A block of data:
· · · · ·
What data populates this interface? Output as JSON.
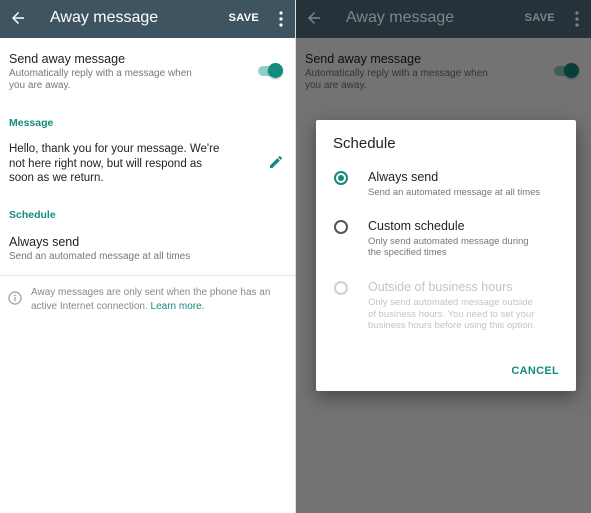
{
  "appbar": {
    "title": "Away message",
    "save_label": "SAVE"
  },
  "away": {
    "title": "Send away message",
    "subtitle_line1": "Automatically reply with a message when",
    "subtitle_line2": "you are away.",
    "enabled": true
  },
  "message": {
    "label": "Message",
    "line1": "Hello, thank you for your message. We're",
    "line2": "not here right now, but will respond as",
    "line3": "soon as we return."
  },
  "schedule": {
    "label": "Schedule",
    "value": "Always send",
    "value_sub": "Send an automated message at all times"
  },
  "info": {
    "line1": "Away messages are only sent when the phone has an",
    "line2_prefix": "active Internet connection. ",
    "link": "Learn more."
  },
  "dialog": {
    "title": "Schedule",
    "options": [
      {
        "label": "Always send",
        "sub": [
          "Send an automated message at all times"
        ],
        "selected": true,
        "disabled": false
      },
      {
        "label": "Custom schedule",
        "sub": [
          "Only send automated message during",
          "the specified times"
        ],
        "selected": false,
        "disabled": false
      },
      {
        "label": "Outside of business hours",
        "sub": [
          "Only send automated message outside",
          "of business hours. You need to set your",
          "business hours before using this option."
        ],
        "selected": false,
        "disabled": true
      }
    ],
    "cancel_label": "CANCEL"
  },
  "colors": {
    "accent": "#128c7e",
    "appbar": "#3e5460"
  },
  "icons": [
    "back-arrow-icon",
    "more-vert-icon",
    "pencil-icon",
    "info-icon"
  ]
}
· · · · ·
### Stated task
Count the lines of the material that include the word "times", then report only the total.

### Answer to this exercise
3